(Dataset entries)
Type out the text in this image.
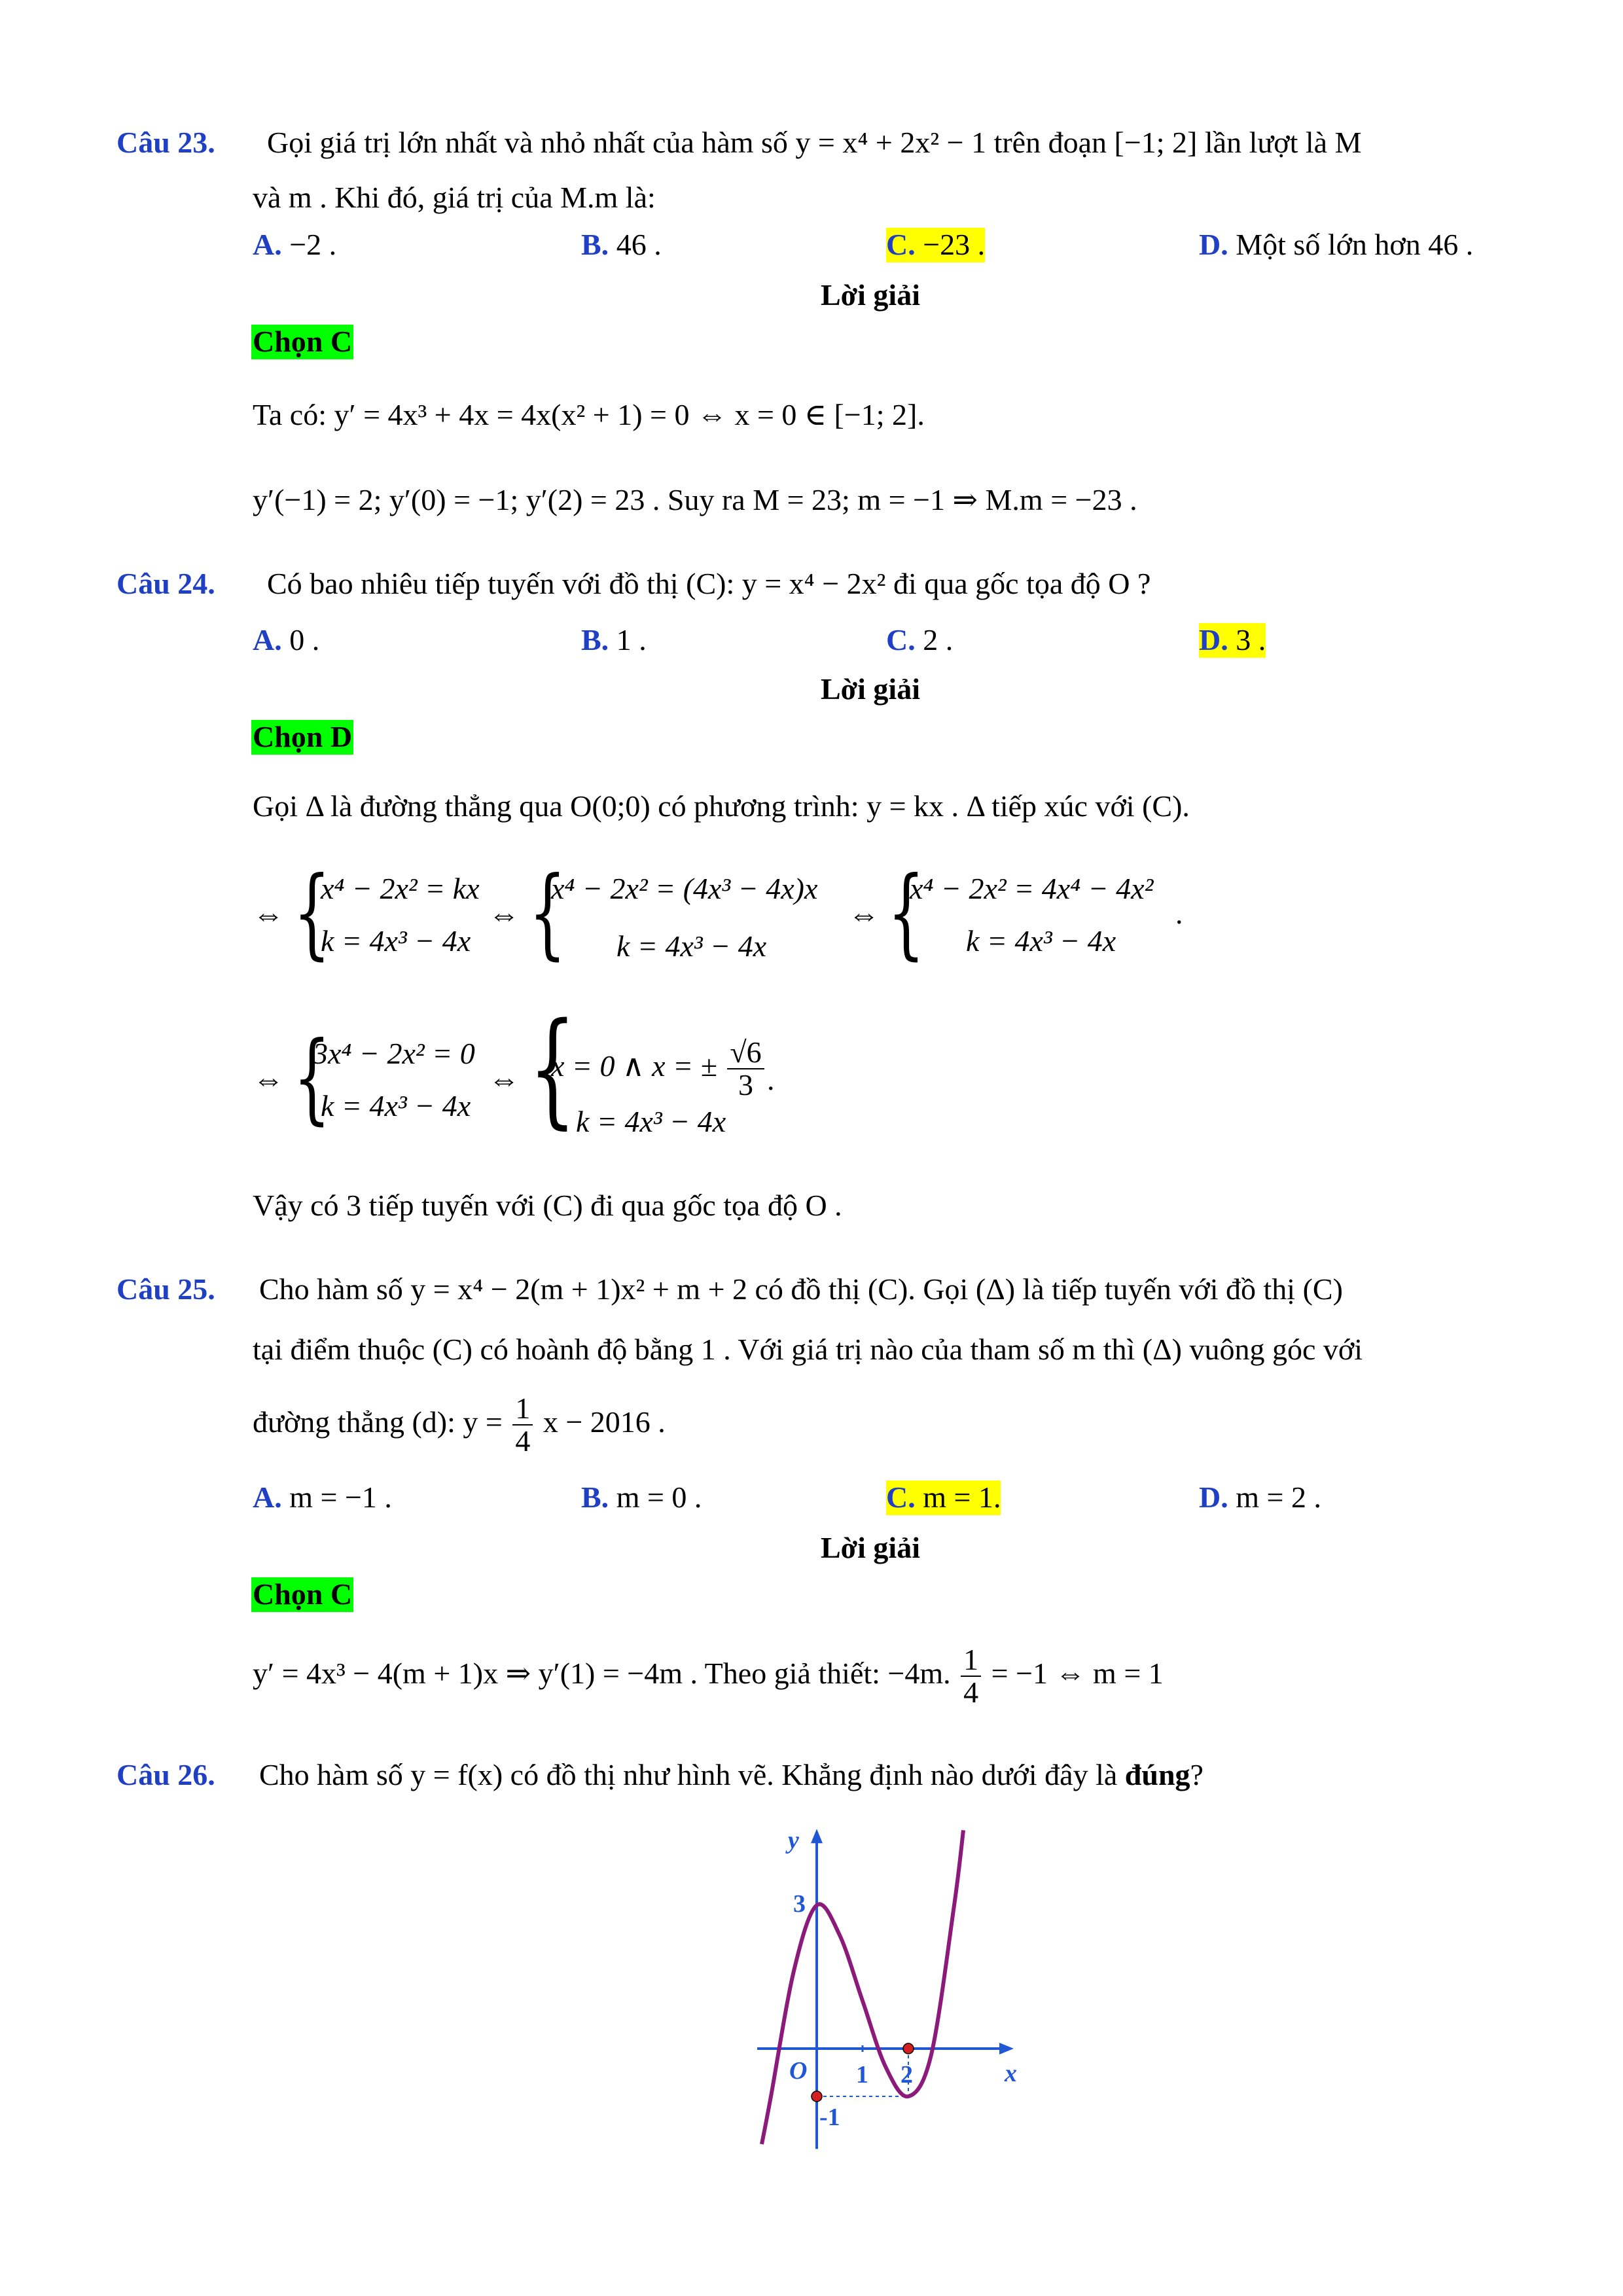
Câu 23. Gọi giá trị lớn nhất và nhỏ nhất của hàm số y = x⁴ + 2x² − 1 trên đoạn [−1; 2] lần lượt là M
và m . Khi đó, giá trị của M.m là:
A. −2 .	B. 46 .	C. −23 .	D. Một số lớn hơn 46 .
Lời giải
Chọn C
Ta có: y′ = 4x³ + 4x = 4x(x² + 1) = 0 ⇔ x = 0 ∈ [−1; 2].
y′(−1) = 2; y′(0) = −1; y′(2) = 23 . Suy ra M = 23; m = −1 ⇒ M.m = −23 .
Câu 24. Có bao nhiêu tiếp tuyến với đồ thị (C): y = x⁴ − 2x² đi qua gốc tọa độ O ?
A. 0 .	B. 1 .	C. 2 .	D. 3 .
Lời giải
Chọn D
Gọi Δ là đường thẳng qua O(0;0) có phương trình: y = kx . Δ tiếp xúc với (C).
⇔ {
x⁴ − 2x² = kx
k = 4x³ − 4x
⇔ {
x⁴ − 2x² = (4x³ − 4x)x
k = 4x³ − 4x
⇔ {
x⁴ − 2x² = 4x⁴ − 4x²
k = 4x³ − 4x
.
⇔ {
3x⁴ − 2x² = 0
k = 4x³ − 4x
⇔ {
x = 0 ∧ x = ± $\frac{√6}{3}$ .
k = 4x³ − 4x
Vậy có 3 tiếp tuyến với (C) đi qua gốc tọa độ O .
Câu 25. Cho hàm số y = x⁴ − 2(m + 1)x² + m + 2 có đồ thị (C). Gọi (Δ) là tiếp tuyến với đồ thị (C)
tại điểm thuộc (C) có hoành độ bằng 1 . Với giá trị nào của tham số m thì (Δ) vuông góc với
đường thẳng (d): $y = \frac{1}{4}$ x − 2016 .
A. m = −1 .	B. m = 0 .	C. m = 1.	D. m = 2 .
Lời giải
Chọn C
y′ = 4x³ − 4(m + 1)x ⇒ y′(1) = −4m . Theo giả thiết: −4m. $\frac{1}{4} = -1$ ⇔ m = 1
Câu 26. Cho hàm số y = f(x) có đồ thị như hình vẽ. Khẳng định nào dưới đây là đúng?
y
x
O 1 2
3
-1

» **Work to be completed**: Pictures don't belong in the copy. Restate all the entries exactly.

» **Answer to this exercise**:
Type out the text in this image.
Câu 23. Gọi giá trị lớn nhất và nhỏ nhất của hàm số y = x⁴ + 2x² − 1 trên đoạn [−1; 2] lần lượt là M
và m . Khi đó, giá trị của M.m là:
A. −2 .	B. 46 .	C. −23 .	D. Một số lớn hơn 46 .
Lời giải
Chọn C
Ta có: y′ = 4x³ + 4x = 4x(x² + 1) = 0 ⇔ x = 0 ∈ [−1; 2].
y′(−1) = 2; y′(0) = −1; y′(2) = 23 . Suy ra M = 23; m = −1 ⇒ M.m = −23 .
Câu 24. Có bao nhiêu tiếp tuyến với đồ thị (C): y = x⁴ − 2x² đi qua gốc tọa độ O ?
A. 0 .	B. 1 .	C. 2 .	D. 3 .
Lời giải
Chọn D
Gọi Δ là đường thẳng qua O(0;0) có phương trình: y = kx . Δ tiếp xúc với (C).
⇔ {
x⁴ − 2x² = kx
k = 4x³ − 4x
⇔ {
x⁴ − 2x² = (4x³ − 4x)x
k = 4x³ − 4x
⇔ {
x⁴ − 2x² = 4x⁴ − 4x²
k = 4x³ − 4x
.
⇔ {
3x⁴ − 2x² = 0
k = 4x³ − 4x
⇔ {
x = 0 ∧ x = ± $\frac{√6}{3}$ .
k = 4x³ − 4x
Vậy có 3 tiếp tuyến với (C) đi qua gốc tọa độ O .
Câu 25. Cho hàm số y = x⁴ − 2(m + 1)x² + m + 2 có đồ thị (C). Gọi (Δ) là tiếp tuyến với đồ thị (C)
tại điểm thuộc (C) có hoành độ bằng 1 . Với giá trị nào của tham số m thì (Δ) vuông góc với
đường thẳng (d): $y = \frac{1}{4}$ x − 2016 .
A. m = −1 .	B. m = 0 .	C. m = 1.	D. m = 2 .
Lời giải
Chọn C
y′ = 4x³ − 4(m + 1)x ⇒ y′(1) = −4m . Theo giả thiết: −4m. $\frac{1}{4} = -1$ ⇔ m = 1
Câu 26. Cho hàm số y = f(x) có đồ thị như hình vẽ. Khẳng định nào dưới đây là đúng?
y
x
O 1 2
3
-1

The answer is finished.